▶ [JOB] All records below must be retyped exactly.

== GIVEN RECORDS

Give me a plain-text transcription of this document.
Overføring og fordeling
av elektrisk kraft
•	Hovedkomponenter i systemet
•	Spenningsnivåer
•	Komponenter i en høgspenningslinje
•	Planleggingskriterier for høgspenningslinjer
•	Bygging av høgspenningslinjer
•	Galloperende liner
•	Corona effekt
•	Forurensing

====

▶ [COMPLETED EXERCISE]
Give me a plain-text transcription of this document.
Overføring og fordeling
av elektrisk kraft
•	Hovedkomponenter i systemet
•	Spenningsnivåer
•	Komponenter i en høgspenningslinje
•	Planleggingskriterier for høgspenningslinjer
•	Bygging av høgspenningslinjer
•	Galloperende liner
•	Corona effekt
•	Forurensing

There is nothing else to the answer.